● Source material

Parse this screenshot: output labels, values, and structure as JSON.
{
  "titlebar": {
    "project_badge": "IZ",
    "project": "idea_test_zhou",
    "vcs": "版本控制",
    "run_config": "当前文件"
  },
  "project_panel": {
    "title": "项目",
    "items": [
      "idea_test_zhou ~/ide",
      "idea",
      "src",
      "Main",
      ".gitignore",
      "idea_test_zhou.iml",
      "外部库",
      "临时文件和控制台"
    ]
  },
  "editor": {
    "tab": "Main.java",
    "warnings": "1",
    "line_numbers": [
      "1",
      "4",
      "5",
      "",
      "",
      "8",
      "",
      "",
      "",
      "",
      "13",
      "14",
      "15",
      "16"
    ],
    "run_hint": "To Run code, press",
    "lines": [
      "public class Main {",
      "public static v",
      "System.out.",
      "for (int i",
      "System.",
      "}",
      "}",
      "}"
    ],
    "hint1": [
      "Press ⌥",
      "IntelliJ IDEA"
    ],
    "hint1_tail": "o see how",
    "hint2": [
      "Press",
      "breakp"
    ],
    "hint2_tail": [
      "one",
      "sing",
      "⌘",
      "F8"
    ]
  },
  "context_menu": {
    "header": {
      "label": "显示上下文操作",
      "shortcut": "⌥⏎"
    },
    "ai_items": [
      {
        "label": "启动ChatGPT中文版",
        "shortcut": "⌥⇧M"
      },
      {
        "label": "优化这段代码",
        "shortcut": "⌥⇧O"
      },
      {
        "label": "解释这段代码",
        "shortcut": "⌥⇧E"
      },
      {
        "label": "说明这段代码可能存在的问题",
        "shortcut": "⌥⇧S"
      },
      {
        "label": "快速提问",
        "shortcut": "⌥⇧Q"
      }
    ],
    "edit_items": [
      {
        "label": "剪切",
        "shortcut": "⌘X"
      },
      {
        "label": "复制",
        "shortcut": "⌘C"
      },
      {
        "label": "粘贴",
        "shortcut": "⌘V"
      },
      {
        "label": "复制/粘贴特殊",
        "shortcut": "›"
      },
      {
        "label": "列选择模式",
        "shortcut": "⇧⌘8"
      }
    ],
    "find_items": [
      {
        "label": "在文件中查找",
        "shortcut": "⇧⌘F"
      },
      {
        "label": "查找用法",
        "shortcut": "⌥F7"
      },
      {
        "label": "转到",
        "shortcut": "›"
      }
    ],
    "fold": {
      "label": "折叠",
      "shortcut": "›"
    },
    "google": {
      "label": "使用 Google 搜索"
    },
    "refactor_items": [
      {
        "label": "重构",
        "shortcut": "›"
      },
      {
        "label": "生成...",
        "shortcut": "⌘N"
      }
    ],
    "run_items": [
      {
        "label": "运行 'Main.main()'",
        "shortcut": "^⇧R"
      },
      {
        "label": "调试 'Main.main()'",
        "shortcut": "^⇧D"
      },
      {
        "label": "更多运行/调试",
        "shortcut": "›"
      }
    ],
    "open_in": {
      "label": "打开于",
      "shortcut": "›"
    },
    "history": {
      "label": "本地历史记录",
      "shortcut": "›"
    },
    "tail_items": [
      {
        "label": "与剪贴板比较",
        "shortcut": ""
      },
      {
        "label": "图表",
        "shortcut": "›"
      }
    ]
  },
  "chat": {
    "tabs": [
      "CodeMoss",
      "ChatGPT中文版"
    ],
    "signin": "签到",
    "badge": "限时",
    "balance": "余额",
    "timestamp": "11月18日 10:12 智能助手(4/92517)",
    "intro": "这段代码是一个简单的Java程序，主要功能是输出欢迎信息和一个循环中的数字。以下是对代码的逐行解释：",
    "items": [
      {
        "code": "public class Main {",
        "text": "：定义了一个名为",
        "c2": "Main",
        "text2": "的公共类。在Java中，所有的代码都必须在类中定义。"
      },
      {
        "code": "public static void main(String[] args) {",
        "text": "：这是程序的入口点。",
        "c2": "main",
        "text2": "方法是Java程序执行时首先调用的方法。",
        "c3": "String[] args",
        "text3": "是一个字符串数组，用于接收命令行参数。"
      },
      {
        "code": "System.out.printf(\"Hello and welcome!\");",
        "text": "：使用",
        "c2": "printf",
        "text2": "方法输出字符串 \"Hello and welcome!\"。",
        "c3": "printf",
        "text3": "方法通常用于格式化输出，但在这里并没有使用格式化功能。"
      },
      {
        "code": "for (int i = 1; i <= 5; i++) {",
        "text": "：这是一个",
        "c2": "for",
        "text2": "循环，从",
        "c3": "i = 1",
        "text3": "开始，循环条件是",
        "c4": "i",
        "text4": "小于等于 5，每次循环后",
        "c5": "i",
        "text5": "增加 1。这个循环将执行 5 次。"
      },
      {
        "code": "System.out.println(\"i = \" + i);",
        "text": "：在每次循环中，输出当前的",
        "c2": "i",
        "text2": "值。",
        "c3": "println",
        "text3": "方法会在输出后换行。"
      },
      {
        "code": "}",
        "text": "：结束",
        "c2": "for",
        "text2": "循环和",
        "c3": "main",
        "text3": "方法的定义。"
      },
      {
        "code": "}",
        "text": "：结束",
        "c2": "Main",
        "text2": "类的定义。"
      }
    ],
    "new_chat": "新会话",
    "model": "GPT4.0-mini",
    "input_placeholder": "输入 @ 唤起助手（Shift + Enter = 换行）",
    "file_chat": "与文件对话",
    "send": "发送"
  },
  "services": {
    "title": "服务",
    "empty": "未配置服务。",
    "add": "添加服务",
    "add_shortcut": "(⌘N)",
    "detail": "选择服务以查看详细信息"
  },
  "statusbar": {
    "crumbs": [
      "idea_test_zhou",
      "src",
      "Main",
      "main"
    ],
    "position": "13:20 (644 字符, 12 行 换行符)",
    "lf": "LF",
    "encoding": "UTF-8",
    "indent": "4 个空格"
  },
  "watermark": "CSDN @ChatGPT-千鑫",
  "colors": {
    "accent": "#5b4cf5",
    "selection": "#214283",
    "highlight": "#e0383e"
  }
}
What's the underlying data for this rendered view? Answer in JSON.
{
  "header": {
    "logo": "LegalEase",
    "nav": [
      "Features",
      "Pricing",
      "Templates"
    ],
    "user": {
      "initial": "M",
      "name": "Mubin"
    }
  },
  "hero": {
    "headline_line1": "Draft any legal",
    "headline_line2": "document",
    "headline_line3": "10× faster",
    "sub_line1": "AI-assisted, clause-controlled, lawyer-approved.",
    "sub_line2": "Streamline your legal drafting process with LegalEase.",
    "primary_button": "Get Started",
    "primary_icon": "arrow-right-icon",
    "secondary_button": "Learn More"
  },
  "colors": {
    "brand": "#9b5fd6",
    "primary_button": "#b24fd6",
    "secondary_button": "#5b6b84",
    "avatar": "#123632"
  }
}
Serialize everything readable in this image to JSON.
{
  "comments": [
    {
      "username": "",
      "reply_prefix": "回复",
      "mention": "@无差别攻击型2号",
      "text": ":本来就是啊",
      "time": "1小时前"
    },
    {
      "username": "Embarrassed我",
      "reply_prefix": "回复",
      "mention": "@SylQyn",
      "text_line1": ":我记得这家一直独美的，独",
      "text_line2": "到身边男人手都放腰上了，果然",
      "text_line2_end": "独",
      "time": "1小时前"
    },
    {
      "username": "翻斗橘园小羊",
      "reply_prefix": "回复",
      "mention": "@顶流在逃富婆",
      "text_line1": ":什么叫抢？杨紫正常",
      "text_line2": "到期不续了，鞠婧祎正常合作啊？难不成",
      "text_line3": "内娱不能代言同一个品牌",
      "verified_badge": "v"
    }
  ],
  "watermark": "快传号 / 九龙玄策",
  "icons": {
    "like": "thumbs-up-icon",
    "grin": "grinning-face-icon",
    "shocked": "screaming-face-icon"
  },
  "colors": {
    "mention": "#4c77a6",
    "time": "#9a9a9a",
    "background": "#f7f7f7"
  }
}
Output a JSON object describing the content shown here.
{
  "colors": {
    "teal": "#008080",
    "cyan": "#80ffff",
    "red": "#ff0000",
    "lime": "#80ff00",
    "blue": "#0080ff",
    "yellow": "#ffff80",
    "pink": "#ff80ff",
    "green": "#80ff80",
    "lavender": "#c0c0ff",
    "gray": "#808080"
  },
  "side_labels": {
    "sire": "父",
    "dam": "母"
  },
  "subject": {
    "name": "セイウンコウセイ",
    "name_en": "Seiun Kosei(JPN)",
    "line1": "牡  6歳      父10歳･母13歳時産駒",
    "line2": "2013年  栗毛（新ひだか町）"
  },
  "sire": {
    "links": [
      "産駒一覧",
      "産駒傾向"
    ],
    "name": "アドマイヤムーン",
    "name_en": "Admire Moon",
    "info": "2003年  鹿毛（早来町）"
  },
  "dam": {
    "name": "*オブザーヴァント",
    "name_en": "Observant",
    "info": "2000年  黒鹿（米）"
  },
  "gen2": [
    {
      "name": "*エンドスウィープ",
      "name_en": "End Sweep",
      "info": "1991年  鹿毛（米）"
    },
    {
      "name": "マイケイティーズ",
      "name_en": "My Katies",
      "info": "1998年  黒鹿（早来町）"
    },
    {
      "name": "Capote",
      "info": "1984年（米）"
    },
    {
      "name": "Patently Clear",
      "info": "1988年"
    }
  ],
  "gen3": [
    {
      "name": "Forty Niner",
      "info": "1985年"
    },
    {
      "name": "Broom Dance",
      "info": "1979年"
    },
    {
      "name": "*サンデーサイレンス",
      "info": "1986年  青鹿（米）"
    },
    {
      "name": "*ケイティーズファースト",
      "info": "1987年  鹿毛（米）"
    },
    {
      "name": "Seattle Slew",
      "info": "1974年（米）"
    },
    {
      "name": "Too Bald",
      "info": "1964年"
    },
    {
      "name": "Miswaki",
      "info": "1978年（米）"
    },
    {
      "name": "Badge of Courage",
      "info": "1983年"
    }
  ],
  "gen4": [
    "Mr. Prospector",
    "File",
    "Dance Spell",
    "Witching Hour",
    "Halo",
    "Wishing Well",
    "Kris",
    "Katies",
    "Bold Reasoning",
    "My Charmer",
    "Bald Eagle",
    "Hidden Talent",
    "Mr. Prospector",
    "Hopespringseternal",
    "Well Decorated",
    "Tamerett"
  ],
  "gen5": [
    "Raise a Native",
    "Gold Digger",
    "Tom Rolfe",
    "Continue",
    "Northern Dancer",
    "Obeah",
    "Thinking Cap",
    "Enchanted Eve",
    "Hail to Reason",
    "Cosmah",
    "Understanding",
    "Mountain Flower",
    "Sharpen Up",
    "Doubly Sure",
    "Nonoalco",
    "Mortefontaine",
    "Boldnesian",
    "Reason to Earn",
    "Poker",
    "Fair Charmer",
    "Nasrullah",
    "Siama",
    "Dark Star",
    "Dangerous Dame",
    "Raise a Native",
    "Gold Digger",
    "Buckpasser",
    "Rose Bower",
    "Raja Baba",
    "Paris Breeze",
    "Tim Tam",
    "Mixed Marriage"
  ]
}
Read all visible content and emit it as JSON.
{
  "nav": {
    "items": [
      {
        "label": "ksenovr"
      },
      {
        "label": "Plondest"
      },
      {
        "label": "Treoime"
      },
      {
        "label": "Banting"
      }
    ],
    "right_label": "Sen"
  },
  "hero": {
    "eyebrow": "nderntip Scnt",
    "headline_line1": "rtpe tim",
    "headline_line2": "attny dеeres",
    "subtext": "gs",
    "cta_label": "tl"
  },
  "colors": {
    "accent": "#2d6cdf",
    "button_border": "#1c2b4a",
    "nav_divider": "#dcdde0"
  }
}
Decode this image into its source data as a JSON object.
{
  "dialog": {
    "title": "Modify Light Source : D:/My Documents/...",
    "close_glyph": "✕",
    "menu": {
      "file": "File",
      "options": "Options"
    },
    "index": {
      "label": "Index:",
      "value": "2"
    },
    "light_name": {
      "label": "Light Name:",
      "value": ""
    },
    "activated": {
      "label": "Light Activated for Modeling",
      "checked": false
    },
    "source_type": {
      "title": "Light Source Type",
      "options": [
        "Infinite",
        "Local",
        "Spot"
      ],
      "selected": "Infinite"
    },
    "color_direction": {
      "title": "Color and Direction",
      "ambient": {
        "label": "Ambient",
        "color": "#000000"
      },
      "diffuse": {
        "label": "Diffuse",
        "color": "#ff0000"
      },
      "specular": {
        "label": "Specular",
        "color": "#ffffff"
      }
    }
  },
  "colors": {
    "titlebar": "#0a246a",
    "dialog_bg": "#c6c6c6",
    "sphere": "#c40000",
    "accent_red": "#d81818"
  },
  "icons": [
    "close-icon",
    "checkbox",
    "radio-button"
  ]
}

● Exercise task
Find the line containing "Decode this image". Reproduce it exactly, along with every line after it through the last.

● Solution for this task
Decode this image into its source data as a JSON object.
{
  "dialog": {
    "title": "Modify Light Source : D:/My Documents/...",
    "close_glyph": "✕",
    "menu": {
      "file": "File",
      "options": "Options"
    },
    "index": {
      "label": "Index:",
      "value": "2"
    },
    "light_name": {
      "label": "Light Name:",
      "value": ""
    },
    "activated": {
      "label": "Light Activated for Modeling",
      "checked": false
    },
    "source_type": {
      "title": "Light Source Type",
      "options": [
        "Infinite",
        "Local",
        "Spot"
      ],
      "selected": "Infinite"
    },
    "color_direction": {
      "title": "Color and Direction",
      "ambient": {
        "label": "Ambient",
        "color": "#000000"
      },
      "diffuse": {
        "label": "Diffuse",
        "color": "#ff0000"
      },
      "specular": {
        "label": "Specular",
        "color": "#ffffff"
      }
    }
  },
  "colors": {
    "titlebar": "#0a246a",
    "dialog_bg": "#c6c6c6",
    "sphere": "#c40000",
    "accent_red": "#d81818"
  },
  "icons": [
    "close-icon",
    "checkbox",
    "radio-button"
  ]
}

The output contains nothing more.